## Material to process
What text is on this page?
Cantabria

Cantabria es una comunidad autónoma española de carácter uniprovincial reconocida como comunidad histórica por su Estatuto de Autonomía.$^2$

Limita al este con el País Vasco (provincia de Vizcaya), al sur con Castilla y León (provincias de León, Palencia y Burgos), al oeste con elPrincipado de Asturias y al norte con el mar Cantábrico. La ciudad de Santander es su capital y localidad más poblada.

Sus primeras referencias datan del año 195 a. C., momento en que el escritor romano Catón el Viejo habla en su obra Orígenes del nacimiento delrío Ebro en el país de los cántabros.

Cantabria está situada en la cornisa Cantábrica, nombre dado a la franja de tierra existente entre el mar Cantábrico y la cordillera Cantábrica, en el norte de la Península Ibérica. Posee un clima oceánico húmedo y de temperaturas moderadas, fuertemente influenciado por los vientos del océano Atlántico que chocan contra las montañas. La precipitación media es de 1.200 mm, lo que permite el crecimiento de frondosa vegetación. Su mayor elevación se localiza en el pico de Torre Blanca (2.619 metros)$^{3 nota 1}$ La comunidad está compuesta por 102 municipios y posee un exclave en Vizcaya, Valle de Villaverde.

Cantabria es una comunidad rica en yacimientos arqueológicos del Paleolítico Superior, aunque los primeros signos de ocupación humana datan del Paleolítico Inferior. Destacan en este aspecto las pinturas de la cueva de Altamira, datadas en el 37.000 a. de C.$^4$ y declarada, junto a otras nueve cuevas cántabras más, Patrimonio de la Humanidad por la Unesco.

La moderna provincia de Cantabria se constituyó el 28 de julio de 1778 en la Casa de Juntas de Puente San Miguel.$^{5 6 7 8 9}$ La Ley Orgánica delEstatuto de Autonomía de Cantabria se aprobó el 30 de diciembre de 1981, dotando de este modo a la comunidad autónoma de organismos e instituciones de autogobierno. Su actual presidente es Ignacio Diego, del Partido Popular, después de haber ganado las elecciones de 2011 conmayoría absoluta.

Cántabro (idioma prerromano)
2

## What is being asked
Above are the records; retype every one exactly.

## Response
What text is on this page?
Cantabria

Cantabria es una comunidad autónoma española de carácter uniprovincial reconocida como comunidad histórica por su Estatuto de Autonomía.$^2$

Limita al este con el País Vasco (provincia de Vizcaya), al sur con Castilla y León (provincias de León, Palencia y Burgos), al oeste con elPrincipado de Asturias y al norte con el mar Cantábrico. La ciudad de Santander es su capital y localidad más poblada.

Sus primeras referencias datan del año 195 a. C., momento en que el escritor romano Catón el Viejo habla en su obra Orígenes del nacimiento delrío Ebro en el país de los cántabros.

Cantabria está situada en la cornisa Cantábrica, nombre dado a la franja de tierra existente entre el mar Cantábrico y la cordillera Cantábrica, en el norte de la Península Ibérica. Posee un clima oceánico húmedo y de temperaturas moderadas, fuertemente influenciado por los vientos del océano Atlántico que chocan contra las montañas. La precipitación media es de 1.200 mm, lo que permite el crecimiento de frondosa vegetación. Su mayor elevación se localiza en el pico de Torre Blanca (2.619 metros)$^{3 nota 1}$ La comunidad está compuesta por 102 municipios y posee un exclave en Vizcaya, Valle de Villaverde.

Cantabria es una comunidad rica en yacimientos arqueológicos del Paleolítico Superior, aunque los primeros signos de ocupación humana datan del Paleolítico Inferior. Destacan en este aspecto las pinturas de la cueva de Altamira, datadas en el 37.000 a. de C.$^4$ y declarada, junto a otras nueve cuevas cántabras más, Patrimonio de la Humanidad por la Unesco.

La moderna provincia de Cantabria se constituyó el 28 de julio de 1778 en la Casa de Juntas de Puente San Miguel.$^{5 6 7 8 9}$ La Ley Orgánica delEstatuto de Autonomía de Cantabria se aprobó el 30 de diciembre de 1981, dotando de este modo a la comunidad autónoma de organismos e instituciones de autogobierno. Su actual presidente es Ignacio Diego, del Partido Popular, después de haber ganado las elecciones de 2011 conmayoría absoluta.

Cántabro (idioma prerromano)
2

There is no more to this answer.